*What is required:* The entries below should be output exactly as written.

Start of Records provided

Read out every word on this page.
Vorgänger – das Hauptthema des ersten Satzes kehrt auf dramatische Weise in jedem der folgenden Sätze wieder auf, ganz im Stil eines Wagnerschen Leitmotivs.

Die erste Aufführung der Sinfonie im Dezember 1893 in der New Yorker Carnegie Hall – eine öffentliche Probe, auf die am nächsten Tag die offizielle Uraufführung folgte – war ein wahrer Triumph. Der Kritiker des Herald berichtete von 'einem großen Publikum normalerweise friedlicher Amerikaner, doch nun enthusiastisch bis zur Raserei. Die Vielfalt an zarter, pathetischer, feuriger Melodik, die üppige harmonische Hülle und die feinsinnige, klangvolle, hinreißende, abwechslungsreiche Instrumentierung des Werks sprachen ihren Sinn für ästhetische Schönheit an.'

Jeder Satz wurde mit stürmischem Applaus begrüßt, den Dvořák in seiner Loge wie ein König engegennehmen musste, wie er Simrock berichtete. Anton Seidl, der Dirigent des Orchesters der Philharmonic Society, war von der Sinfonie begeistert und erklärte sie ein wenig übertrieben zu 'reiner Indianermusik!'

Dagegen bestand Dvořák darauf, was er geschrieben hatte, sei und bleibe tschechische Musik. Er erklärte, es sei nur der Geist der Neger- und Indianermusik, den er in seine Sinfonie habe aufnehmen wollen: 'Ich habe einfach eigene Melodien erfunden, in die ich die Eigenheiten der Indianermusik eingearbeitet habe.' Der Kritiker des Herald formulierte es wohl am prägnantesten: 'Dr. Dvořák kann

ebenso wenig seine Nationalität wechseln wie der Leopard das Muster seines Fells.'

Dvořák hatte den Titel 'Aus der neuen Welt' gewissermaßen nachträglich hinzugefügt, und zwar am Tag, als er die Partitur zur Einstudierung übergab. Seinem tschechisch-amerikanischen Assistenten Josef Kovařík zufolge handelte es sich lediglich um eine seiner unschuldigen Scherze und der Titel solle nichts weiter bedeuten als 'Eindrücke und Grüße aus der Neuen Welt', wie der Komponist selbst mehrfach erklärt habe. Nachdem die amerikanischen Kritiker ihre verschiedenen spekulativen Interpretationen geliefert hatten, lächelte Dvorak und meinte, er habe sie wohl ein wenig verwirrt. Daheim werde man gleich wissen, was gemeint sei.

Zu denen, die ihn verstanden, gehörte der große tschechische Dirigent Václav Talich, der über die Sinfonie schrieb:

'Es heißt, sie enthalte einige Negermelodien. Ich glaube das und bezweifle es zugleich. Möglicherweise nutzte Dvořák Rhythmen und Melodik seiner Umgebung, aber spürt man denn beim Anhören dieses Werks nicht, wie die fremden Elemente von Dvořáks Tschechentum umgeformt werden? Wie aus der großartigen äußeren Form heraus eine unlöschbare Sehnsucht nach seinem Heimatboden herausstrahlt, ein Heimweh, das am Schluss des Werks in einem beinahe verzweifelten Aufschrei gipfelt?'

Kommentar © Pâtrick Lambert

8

End of Records provided

*Complete output:*
Read out every word on this page.
Vorgänger – das Hauptthema des ersten Satzes kehrt auf dramatische Weise in jedem der folgenden Sätze wieder auf, ganz im Stil eines Wagnerschen Leitmotivs.

Die erste Aufführung der Sinfonie im Dezember 1893 in der New Yorker Carnegie Hall – eine öffentliche Probe, auf die am nächsten Tag die offizielle Uraufführung folgte – war ein wahrer Triumph. Der Kritiker des Herald berichtete von 'einem großen Publikum normalerweise friedlicher Amerikaner, doch nun enthusiastisch bis zur Raserei. Die Vielfalt an zarter, pathetischer, feuriger Melodik, die üppige harmonische Hülle und die feinsinnige, klangvolle, hinreißende, abwechslungsreiche Instrumentierung des Werks sprachen ihren Sinn für ästhetische Schönheit an.'

Jeder Satz wurde mit stürmischem Applaus begrüßt, den Dvořák in seiner Loge wie ein König engegennehmen musste, wie er Simrock berichtete. Anton Seidl, der Dirigent des Orchesters der Philharmonic Society, war von der Sinfonie begeistert und erklärte sie ein wenig übertrieben zu 'reiner Indianermusik!'

Dagegen bestand Dvořák darauf, was er geschrieben hatte, sei und bleibe tschechische Musik. Er erklärte, es sei nur der Geist der Neger- und Indianermusik, den er in seine Sinfonie habe aufnehmen wollen: 'Ich habe einfach eigene Melodien erfunden, in die ich die Eigenheiten der Indianermusik eingearbeitet habe.' Der Kritiker des Herald formulierte es wohl am prägnantesten: 'Dr. Dvořák kann

ebenso wenig seine Nationalität wechseln wie der Leopard das Muster seines Fells.'

Dvořák hatte den Titel 'Aus der neuen Welt' gewissermaßen nachträglich hinzugefügt, und zwar am Tag, als er die Partitur zur Einstudierung übergab. Seinem tschechisch-amerikanischen Assistenten Josef Kovařík zufolge handelte es sich lediglich um eine seiner unschuldigen Scherze und der Titel solle nichts weiter bedeuten als 'Eindrücke und Grüße aus der Neuen Welt', wie der Komponist selbst mehrfach erklärt habe. Nachdem die amerikanischen Kritiker ihre verschiedenen spekulativen Interpretationen geliefert hatten, lächelte Dvorak und meinte, er habe sie wohl ein wenig verwirrt. Daheim werde man gleich wissen, was gemeint sei.

Zu denen, die ihn verstanden, gehörte der große tschechische Dirigent Václav Talich, der über die Sinfonie schrieb:

'Es heißt, sie enthalte einige Negermelodien. Ich glaube das und bezweifle es zugleich. Möglicherweise nutzte Dvořák Rhythmen und Melodik seiner Umgebung, aber spürt man denn beim Anhören dieses Werks nicht, wie die fremden Elemente von Dvořáks Tschechentum umgeformt werden? Wie aus der großartigen äußeren Form heraus eine unlöschbare Sehnsucht nach seinem Heimatboden herausstrahlt, ein Heimweh, das am Schluss des Werks in einem beinahe verzweifelten Aufschrei gipfelt?'

Kommentar © Pâtrick Lambert

8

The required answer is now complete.